Stored items ->

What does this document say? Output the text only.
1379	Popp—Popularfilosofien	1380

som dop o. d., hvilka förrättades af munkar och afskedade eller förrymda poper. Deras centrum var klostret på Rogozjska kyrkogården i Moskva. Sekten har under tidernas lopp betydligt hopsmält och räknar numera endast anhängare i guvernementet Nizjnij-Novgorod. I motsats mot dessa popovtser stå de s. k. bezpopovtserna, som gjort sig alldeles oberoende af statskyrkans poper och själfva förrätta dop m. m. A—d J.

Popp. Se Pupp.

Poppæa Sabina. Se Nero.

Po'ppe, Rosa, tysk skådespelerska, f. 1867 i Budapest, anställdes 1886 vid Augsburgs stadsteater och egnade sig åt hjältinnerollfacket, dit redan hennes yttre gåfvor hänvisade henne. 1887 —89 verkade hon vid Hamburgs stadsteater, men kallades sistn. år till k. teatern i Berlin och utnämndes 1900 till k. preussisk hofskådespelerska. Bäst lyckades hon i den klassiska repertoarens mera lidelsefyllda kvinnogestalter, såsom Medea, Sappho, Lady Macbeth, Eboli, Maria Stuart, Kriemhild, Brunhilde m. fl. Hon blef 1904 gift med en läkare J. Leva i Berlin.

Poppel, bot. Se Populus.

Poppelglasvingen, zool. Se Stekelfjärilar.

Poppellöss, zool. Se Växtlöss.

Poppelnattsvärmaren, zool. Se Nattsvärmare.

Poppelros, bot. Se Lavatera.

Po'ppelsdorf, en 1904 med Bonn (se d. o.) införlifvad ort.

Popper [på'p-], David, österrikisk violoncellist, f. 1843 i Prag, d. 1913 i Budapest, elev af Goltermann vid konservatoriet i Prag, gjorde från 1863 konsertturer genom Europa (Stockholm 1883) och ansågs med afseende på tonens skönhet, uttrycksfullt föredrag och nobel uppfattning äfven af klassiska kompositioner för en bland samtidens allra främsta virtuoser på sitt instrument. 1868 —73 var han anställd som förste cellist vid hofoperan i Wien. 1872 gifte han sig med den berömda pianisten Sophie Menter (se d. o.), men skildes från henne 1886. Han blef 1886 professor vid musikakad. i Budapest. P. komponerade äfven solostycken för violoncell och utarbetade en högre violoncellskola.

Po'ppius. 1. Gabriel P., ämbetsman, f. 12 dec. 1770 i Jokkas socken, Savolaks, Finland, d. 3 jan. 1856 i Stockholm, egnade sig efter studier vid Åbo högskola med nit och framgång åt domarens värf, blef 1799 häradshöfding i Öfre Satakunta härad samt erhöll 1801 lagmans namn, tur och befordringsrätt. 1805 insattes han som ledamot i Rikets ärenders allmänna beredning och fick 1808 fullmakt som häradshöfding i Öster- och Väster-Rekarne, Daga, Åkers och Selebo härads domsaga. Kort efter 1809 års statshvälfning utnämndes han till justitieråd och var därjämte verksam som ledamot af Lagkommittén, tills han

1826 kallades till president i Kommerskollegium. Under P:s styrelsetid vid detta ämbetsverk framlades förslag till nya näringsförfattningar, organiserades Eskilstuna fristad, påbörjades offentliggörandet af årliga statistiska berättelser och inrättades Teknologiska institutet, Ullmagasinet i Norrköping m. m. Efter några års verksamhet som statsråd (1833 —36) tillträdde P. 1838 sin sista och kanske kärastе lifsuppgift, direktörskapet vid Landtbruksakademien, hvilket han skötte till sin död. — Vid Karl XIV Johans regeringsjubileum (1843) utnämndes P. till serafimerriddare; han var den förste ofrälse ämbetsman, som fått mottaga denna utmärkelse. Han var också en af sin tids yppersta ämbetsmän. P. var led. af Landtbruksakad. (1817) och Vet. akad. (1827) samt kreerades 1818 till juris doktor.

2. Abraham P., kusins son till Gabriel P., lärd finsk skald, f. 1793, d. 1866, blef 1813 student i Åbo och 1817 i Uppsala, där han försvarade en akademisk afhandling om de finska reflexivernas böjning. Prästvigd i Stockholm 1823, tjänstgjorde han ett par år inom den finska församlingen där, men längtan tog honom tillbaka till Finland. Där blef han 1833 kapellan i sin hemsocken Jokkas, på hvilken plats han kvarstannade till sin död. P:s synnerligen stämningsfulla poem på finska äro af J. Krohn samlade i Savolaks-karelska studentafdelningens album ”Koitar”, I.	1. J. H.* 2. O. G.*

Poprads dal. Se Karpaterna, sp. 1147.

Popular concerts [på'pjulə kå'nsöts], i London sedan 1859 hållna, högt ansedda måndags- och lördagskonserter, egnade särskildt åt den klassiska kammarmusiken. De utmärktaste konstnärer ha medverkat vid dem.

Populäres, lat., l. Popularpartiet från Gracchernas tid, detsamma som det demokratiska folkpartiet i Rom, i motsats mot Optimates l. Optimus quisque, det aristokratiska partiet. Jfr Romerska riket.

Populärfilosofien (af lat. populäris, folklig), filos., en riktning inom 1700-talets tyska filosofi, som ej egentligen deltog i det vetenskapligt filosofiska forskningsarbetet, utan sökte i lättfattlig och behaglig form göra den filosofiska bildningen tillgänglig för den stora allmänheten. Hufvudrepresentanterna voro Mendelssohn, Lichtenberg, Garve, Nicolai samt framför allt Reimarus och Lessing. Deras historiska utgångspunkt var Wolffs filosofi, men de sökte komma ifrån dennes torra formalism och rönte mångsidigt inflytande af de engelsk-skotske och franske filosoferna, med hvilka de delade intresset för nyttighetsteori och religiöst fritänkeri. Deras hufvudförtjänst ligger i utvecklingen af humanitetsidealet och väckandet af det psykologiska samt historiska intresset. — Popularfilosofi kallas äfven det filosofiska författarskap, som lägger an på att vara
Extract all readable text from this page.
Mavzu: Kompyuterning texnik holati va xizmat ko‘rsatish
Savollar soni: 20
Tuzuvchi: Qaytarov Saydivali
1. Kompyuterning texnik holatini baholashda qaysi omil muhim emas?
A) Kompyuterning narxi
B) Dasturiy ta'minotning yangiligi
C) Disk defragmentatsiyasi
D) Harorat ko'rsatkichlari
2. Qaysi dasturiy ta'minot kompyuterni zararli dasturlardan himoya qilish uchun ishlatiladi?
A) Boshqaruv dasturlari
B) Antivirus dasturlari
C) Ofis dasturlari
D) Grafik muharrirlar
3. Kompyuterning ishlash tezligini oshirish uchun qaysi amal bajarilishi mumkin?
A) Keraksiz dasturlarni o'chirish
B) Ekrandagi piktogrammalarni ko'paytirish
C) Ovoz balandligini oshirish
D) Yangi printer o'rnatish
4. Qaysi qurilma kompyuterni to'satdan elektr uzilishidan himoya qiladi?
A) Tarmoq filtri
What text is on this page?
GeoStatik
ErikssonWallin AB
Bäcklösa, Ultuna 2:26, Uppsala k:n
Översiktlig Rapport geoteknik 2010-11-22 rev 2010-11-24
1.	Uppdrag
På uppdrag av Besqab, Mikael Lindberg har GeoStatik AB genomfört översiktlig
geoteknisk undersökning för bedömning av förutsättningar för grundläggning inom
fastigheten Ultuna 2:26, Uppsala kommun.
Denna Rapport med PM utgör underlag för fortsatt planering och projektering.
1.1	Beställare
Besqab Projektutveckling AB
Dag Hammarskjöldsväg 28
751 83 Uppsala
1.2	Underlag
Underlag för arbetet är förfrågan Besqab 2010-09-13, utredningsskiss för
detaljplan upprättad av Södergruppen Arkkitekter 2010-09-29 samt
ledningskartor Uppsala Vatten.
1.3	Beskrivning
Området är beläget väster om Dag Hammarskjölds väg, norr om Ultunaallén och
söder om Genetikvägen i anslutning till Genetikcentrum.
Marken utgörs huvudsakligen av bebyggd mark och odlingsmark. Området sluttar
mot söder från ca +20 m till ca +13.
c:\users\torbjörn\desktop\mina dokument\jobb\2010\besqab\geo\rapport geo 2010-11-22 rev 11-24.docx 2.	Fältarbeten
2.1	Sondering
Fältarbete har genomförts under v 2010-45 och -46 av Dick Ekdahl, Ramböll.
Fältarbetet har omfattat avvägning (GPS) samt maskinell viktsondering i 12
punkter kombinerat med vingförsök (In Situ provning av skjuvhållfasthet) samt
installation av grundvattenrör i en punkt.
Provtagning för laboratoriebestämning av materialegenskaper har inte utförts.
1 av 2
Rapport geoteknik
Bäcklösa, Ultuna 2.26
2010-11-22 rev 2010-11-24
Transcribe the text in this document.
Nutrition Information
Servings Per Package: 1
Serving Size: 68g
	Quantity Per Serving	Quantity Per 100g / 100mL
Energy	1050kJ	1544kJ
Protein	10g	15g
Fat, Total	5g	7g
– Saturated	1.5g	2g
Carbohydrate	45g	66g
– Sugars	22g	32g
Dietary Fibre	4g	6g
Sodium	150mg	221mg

INSTRUCTIONS TO FOLLOW ->
Scan the entries above for the word "page". Report the lines that hold it.

WRITTEN SOLUTION ->
Extract all readable text from this page.
What text is on this page?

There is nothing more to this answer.